What you need to do:
Every line of the data that contains the string "Master" must be copied.

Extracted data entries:
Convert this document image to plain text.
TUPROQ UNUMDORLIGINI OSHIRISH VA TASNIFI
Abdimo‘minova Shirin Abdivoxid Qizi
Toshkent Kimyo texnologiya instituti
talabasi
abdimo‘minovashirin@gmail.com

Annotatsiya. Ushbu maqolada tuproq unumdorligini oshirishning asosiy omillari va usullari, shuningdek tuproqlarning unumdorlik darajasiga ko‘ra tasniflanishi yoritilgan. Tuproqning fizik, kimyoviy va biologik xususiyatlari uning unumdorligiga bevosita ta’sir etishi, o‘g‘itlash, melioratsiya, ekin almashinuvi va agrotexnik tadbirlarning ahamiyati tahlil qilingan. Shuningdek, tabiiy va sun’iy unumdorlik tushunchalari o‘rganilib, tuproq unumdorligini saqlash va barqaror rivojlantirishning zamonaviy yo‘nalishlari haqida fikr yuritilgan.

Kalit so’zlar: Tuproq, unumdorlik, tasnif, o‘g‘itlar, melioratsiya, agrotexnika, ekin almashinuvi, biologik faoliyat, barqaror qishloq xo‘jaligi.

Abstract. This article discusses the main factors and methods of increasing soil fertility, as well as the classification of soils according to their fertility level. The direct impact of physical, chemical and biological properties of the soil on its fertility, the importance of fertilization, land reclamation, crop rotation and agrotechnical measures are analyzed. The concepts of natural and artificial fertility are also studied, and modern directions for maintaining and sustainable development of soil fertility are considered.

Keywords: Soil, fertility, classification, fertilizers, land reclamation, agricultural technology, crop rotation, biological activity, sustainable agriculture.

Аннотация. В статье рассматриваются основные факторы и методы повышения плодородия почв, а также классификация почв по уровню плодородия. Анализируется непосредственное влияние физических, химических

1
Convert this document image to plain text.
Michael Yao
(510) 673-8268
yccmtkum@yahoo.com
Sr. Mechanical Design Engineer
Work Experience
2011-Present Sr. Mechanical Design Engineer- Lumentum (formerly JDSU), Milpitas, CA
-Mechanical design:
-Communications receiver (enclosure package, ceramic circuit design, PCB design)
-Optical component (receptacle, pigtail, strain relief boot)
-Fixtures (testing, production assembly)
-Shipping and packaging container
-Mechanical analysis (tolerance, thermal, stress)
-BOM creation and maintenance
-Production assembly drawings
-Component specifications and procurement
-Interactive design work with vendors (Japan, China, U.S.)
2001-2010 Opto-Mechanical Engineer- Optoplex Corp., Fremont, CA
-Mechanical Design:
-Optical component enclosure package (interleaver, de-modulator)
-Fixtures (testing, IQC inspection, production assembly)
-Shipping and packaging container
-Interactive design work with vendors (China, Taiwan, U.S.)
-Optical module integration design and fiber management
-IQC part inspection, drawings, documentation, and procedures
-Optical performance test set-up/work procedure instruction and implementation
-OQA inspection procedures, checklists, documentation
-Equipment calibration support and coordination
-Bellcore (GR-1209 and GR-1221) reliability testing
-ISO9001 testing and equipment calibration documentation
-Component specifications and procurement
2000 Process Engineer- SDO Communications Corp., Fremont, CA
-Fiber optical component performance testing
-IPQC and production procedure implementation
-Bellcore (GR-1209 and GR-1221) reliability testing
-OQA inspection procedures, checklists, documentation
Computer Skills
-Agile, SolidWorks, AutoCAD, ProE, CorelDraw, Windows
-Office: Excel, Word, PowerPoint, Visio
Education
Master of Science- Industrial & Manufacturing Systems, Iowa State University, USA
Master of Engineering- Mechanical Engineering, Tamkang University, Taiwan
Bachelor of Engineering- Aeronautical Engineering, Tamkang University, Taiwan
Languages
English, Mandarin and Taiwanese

Solution for this exercise:
Master of Science- Industrial & Manufacturing Systems, Iowa State University, USA
Master of Engineering- Mechanical Engineering, Tamkang University, Taiwan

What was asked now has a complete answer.